**TASK DIRECTIONS:**
Extract every line that contains the word "монастыри".

**DATA SHOWN:**

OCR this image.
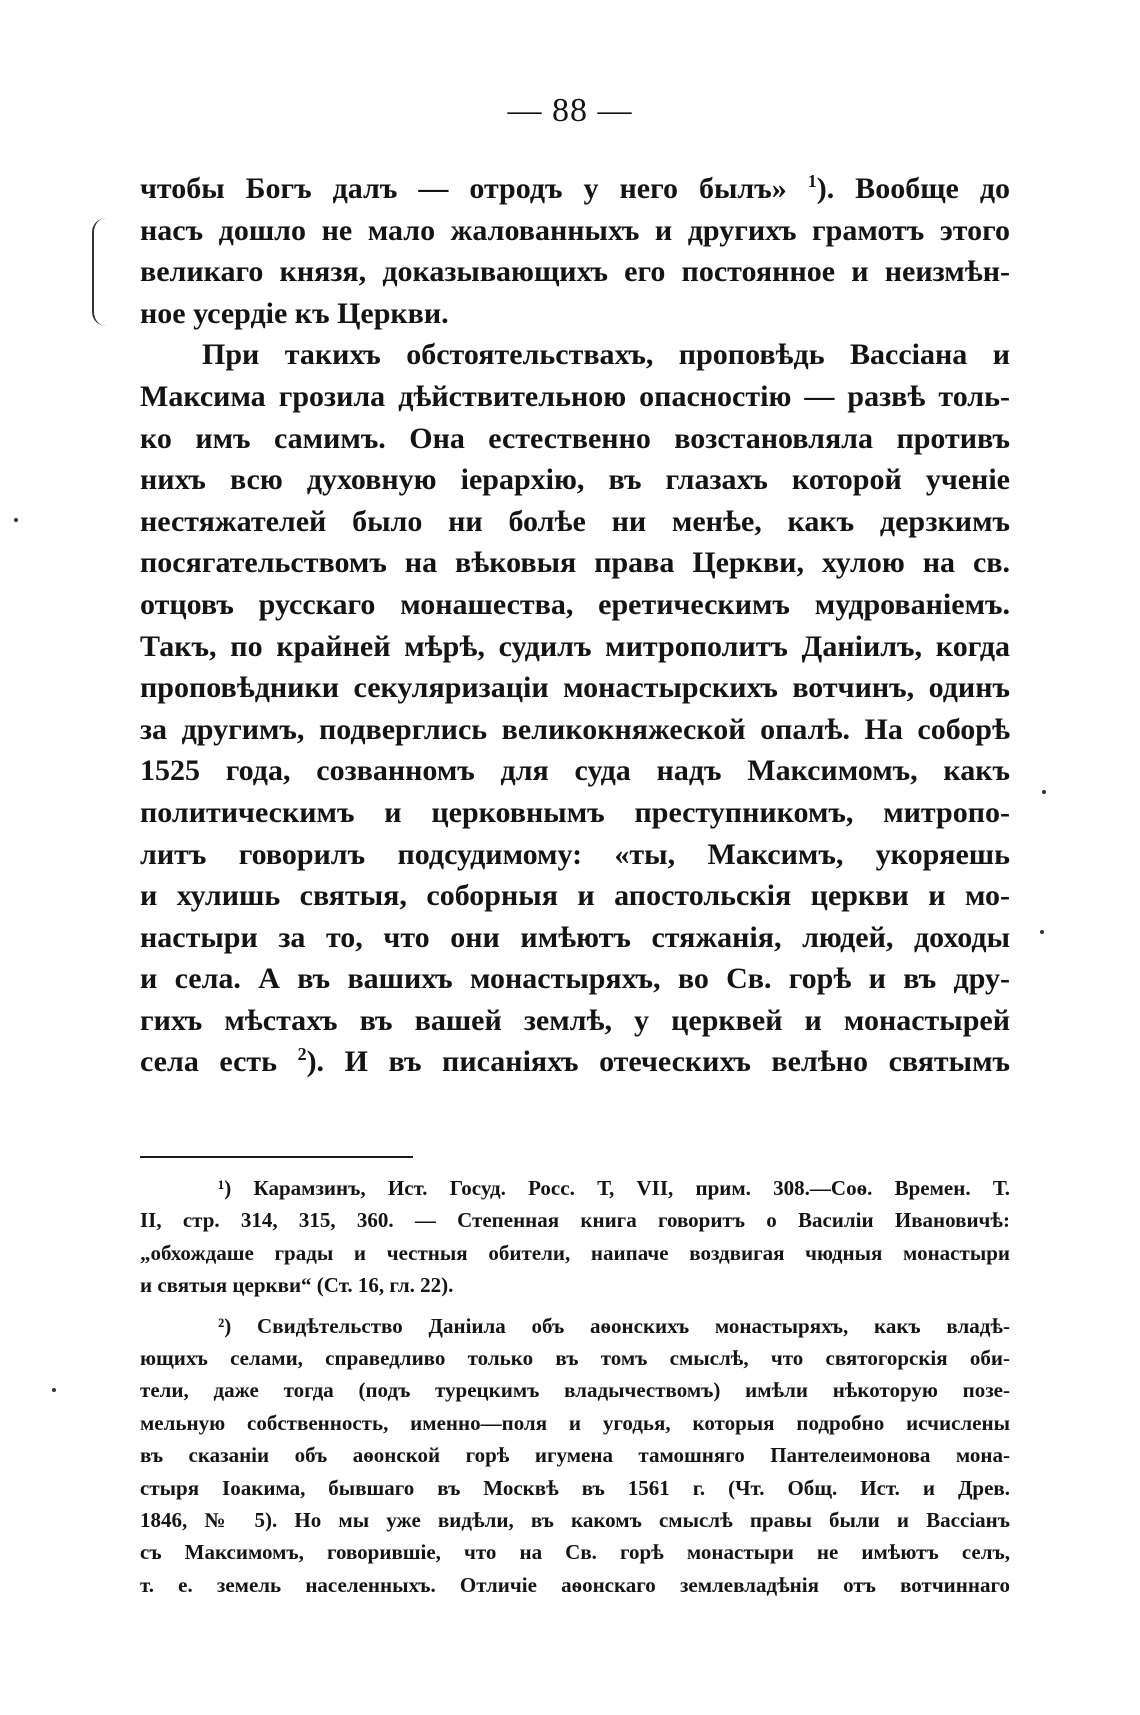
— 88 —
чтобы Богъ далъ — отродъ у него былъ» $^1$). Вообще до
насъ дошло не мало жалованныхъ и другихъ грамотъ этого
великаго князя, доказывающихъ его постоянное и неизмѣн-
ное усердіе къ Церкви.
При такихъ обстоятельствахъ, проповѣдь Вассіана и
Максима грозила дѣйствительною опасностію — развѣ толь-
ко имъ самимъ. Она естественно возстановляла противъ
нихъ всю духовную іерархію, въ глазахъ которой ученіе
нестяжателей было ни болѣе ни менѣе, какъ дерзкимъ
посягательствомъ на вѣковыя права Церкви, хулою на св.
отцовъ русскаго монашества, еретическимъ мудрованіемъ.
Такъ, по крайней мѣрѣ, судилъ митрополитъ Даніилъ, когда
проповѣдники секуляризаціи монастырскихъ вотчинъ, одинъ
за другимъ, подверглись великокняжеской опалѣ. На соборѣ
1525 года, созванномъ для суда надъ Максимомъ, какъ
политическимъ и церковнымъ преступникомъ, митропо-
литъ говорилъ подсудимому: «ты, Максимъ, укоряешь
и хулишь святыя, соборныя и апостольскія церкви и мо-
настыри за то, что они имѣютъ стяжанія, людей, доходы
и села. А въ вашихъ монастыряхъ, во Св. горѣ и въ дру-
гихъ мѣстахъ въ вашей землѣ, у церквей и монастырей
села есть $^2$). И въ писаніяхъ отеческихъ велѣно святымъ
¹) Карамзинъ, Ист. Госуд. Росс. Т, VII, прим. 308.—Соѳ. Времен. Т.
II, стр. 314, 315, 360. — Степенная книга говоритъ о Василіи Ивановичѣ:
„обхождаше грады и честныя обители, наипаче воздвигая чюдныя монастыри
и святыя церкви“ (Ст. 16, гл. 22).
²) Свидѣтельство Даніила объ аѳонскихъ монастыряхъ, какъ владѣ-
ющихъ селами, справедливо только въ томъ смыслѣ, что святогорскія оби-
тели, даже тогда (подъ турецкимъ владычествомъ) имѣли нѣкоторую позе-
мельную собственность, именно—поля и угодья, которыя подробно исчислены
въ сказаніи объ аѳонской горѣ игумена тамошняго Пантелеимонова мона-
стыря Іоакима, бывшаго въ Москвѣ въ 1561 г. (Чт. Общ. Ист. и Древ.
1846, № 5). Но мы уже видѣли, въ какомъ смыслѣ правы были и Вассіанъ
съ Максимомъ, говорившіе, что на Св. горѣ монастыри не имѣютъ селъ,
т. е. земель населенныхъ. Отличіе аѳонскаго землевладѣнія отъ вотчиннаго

**EXPECTED OUTPUT:**
„обхождаше грады и честныя обители, наипаче воздвигая чюдныя монастыри
съ Максимомъ, говорившіе, что на Св. горѣ монастыри не имѣютъ селъ,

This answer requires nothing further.